TASK – Here are some records; copy every line that holds the word "Bursa".

>> Start DATA FOR THIS EXERCISE

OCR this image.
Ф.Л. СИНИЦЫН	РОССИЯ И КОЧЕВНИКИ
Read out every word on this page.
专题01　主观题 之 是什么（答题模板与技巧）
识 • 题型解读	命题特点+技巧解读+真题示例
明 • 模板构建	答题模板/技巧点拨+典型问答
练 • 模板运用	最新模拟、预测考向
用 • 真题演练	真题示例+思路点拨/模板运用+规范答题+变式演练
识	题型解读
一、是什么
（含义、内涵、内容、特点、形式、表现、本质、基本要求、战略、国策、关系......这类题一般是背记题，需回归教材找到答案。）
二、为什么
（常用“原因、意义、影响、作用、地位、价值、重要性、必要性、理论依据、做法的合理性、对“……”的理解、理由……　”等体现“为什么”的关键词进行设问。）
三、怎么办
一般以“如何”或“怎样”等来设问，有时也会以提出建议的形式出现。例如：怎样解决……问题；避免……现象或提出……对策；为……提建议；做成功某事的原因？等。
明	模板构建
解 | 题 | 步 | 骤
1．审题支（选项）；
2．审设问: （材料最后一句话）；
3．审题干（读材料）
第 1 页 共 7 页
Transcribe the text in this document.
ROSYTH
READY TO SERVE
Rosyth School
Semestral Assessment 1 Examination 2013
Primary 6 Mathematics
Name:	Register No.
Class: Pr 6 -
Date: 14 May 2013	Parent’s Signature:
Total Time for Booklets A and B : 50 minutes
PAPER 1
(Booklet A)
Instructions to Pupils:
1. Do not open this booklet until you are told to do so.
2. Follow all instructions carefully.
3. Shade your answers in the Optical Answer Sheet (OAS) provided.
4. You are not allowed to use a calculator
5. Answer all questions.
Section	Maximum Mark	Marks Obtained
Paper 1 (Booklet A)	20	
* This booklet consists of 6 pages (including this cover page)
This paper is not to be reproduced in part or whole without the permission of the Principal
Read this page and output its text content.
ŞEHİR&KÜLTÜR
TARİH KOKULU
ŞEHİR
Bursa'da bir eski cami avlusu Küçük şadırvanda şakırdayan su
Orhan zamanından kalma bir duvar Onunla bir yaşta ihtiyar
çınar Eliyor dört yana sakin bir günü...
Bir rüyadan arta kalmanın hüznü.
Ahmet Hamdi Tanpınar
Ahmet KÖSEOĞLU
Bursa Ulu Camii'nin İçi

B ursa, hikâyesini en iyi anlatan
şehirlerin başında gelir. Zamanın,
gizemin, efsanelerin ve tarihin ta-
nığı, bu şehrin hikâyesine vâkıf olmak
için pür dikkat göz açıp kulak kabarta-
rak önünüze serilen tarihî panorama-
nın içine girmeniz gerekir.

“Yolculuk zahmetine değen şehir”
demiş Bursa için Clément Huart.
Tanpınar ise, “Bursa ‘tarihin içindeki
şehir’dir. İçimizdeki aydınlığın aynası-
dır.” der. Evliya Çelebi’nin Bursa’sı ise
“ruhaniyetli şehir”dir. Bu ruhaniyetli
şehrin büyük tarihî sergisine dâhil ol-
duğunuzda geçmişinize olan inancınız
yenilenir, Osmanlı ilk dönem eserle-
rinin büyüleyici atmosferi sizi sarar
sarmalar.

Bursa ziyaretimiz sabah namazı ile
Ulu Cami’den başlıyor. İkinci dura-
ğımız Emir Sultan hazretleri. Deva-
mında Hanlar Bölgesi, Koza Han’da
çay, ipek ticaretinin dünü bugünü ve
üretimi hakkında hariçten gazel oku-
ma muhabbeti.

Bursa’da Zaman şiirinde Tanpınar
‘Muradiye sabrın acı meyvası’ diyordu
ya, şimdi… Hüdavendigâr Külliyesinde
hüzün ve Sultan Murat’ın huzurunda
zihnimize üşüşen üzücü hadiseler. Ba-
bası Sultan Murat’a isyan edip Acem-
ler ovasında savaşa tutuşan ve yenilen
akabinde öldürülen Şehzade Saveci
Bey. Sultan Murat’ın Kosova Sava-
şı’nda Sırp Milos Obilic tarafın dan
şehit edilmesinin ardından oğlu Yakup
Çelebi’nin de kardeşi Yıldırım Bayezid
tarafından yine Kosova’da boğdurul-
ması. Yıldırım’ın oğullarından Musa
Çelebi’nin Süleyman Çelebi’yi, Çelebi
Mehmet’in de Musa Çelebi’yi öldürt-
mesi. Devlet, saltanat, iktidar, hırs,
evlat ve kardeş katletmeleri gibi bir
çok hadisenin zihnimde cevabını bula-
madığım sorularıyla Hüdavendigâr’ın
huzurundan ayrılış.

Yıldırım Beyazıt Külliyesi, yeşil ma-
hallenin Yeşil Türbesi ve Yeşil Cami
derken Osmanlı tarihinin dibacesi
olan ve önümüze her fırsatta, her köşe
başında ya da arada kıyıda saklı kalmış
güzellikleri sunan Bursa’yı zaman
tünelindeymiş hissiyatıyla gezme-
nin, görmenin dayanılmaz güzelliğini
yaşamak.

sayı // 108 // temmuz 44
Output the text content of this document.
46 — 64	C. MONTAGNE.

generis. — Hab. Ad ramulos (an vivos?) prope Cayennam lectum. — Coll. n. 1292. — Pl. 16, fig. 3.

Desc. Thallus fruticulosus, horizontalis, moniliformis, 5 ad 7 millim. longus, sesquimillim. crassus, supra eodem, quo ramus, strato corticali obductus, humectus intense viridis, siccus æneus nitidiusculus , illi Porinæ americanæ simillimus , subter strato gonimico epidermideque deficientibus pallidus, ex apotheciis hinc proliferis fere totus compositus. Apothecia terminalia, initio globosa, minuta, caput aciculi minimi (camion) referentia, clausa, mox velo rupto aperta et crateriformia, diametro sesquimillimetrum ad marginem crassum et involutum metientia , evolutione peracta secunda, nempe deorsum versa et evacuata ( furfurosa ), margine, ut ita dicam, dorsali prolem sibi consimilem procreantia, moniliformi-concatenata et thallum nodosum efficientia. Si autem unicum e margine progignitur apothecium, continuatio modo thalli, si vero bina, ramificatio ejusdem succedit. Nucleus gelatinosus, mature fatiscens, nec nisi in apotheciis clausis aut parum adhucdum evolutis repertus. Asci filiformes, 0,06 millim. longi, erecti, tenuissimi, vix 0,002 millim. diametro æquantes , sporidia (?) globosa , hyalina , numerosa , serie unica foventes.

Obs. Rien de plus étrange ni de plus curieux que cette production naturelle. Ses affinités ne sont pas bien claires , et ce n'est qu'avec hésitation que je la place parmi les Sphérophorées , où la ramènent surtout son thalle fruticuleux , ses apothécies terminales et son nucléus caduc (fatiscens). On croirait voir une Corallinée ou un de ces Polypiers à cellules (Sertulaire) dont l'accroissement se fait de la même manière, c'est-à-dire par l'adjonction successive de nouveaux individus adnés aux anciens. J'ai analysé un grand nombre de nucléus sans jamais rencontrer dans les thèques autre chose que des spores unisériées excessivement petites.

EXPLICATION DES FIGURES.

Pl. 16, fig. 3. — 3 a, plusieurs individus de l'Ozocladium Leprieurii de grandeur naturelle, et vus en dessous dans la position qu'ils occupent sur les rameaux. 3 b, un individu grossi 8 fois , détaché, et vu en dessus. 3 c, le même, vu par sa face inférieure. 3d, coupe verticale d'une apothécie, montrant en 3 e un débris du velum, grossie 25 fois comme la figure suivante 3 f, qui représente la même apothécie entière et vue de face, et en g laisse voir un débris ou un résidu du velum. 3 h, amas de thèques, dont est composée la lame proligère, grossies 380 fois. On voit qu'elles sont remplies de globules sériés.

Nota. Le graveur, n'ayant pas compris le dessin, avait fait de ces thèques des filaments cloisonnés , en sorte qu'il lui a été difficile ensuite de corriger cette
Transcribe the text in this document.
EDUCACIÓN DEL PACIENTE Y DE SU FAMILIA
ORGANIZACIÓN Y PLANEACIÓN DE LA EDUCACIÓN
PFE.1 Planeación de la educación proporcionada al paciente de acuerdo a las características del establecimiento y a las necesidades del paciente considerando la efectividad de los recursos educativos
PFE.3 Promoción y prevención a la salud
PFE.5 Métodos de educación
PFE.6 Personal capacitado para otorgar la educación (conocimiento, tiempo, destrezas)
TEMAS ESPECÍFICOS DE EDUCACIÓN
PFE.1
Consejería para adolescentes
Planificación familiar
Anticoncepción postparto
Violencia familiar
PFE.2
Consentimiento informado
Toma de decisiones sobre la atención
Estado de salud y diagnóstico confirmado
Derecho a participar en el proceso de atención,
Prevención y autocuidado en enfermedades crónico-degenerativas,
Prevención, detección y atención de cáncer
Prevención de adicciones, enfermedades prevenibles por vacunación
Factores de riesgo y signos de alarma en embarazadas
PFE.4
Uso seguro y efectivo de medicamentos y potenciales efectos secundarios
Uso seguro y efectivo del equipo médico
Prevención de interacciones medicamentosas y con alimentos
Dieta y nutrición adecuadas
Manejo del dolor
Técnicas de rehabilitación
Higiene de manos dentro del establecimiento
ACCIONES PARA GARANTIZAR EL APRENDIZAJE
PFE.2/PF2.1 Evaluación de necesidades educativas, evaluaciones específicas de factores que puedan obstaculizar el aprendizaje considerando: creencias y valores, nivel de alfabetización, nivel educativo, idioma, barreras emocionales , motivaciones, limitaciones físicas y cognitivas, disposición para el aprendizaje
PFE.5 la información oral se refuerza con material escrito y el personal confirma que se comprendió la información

>> End DATA FOR THIS EXERCISE

RESULT OF THE EXERCISE –
Bursa'da bir eski cami avlusu Küçük şadırvanda şakırdayan su
Bursa Ulu Camii'nin İçi
demiş Bursa için Clément Huart.
Tanpınar ise, “Bursa ‘tarihin içindeki
dır.” der. Evliya Çelebi’nin Bursa’sı ise
Bursa ziyaretimiz sabah namazı ile
Bursa’da Zaman şiirinde Tanpınar
güzellikleri sunan Bursa’yı zaman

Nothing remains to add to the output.